Exercise aim
Condense the paragraph beginning "SPSS and Excel were used" in the retinal NAD(P)H imaging passage below into a short list that keeps its main facts.

Document passage
Start of Block

The Leica SP9 DIVE falcon (Wetzlar, Germany) with a Leica 25×/0.95 Na CSII water immersion objective, multiphoton excitation at 740 nm, and a 425–475 nm detection band were used for the autofluorescent metabolic imaging of NAD(P)H (Figure 1). The complex wavelet filter was applied to the phasor data [20]. The excitation and emission spectra were chosen based on our previous protocol and that of others [10,14,21,22,23].
Superior–inferior sections were divided into superior and inferior regions, and nasal–temporal sections were divided into nasal and temporal regions. Each region was divided into three zones: “posterior” (400 μm from the optic disc), far periphery (near the ora serrata), and mid-periphery (halfway between the optic disk and ora serrata). Each zone was divided into outer (from the photoreceptor outer segment to the outer nuclear layer) and inner (outer plexiform layer to the retinal nerve fiber layer) sections. Using Leica’s LASX FLIM FCS software version 4.5 (Wetzlar, Germany), we performed phasor analysis by creating standardized 150 μm-wide regions of interest (ROIs) and calculating the position of each ROI’s center of mass along the pre-drawn metabolic trajectory to calculate the ratio of bound NAD(P)H/total NAD(P)H with the ratiometric analysis tool.
SPSS and Excel were used for statistical analysis. For the WT and rd10 mice, the mean and standard deviation (SD) of the percentage of bound NAD(P)H were calculated for each timepoint for the overall (all retinal layers, meaning the outer and inner layers), outer, and inner retinas in the posterior, mid-periphery, and peripheral zones. ANOVA was used to compare the percentage of bound NAD(P)H over time for both mouse strains across the chosen time points, and additional Tukey post-hoc tests were used to compare the percentage of bound NAD(P)H between each time point to determine the statistical significance at each point in time. Independent t-tests were used to compare bound NAD(P)H percentages between the WT and rd10 time points. To account for multiple comparisons, we applied a Bonferroni correction by dividing the desired alpha level of 0.05 by the number of comparisons being made.
3. Results
WT and rd10 mice were imaged at eight time points over the first 3 months of life (Figure 2). On autofluorescence imaging of retinal sections, WT and rd10 mice appeared to be similar until P15; afterward, while the WT mice showed further growth of the inner and outer segments of photoreceptors, the rd10 mice exhibited degeneration and progressive thinning of the outer nuclear layer and inner and outer segments of photoreceptors, which disappeared at P56. Additionally, at later time points, in the rd10 mice, retinal layers were more difficult to discern compared to their WT counterparts.

End of Block

Provided information

Start of Block

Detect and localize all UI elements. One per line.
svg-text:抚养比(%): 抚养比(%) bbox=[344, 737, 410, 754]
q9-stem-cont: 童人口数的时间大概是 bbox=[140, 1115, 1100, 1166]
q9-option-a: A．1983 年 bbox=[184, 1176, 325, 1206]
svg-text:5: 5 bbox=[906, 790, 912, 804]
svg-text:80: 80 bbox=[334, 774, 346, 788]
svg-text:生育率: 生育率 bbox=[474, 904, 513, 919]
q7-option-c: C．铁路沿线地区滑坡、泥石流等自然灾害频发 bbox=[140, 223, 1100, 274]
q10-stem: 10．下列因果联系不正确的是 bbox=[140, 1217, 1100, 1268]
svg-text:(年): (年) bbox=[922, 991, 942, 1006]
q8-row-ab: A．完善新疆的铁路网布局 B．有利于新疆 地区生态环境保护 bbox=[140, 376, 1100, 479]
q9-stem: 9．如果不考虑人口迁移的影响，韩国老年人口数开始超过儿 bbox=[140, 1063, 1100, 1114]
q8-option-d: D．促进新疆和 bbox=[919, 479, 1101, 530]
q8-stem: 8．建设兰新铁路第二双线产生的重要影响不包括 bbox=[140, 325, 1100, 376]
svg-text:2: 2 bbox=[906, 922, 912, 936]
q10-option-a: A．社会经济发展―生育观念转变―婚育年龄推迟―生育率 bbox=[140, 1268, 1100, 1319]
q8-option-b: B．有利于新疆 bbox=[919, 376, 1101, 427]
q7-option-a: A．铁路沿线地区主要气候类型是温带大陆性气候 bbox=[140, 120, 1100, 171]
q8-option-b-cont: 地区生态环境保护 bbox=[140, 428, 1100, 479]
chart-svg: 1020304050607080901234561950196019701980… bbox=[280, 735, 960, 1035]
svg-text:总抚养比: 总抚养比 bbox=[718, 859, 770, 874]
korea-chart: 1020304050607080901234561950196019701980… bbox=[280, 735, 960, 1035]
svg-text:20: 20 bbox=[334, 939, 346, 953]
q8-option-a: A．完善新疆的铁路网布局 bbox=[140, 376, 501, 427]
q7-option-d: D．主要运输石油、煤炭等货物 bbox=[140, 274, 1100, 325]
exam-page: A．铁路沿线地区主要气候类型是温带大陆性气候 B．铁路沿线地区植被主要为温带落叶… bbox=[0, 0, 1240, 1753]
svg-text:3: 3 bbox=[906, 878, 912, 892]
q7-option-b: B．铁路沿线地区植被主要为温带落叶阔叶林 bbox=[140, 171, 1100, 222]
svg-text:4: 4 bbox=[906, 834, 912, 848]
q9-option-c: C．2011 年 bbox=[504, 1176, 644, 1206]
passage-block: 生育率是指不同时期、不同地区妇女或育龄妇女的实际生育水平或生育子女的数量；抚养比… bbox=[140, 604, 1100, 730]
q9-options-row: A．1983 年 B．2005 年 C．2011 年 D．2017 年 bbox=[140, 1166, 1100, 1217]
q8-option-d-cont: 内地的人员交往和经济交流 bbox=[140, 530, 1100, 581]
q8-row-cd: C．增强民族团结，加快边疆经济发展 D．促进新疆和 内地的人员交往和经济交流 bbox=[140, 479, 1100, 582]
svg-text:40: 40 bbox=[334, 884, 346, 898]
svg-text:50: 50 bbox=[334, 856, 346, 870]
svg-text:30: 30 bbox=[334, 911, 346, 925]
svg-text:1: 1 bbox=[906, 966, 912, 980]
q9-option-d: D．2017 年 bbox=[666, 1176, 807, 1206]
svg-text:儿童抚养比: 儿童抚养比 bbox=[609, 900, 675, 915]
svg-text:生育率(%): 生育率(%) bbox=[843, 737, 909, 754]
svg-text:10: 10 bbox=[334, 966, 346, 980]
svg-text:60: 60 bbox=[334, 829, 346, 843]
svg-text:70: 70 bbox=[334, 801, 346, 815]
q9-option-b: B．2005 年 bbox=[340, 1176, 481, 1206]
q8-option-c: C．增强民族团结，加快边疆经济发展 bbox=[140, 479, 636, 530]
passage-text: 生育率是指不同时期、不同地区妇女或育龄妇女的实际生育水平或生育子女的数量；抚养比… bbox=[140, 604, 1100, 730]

End of Block

Answer to this task
- Software: SPSS and Excel.
- Descriptive statistics: for WT and rd10 mice, the mean and SD of percent bound NAD(P)H at each timepoint. These were calculated for the overall, outer and inner retina in the posterior, mid-periphery and peripheral zones.
- Change over time: ANOVA compared percent bound NAD(P)H across time points for both strains. Tukey post-hoc tests then compared individual time points.
- Strain comparison: independent t-tests compared WT and rd10 at the time points.
- Multiple comparisons: a Bonferroni correction divided the alpha of 0.05 by the number of comparisons.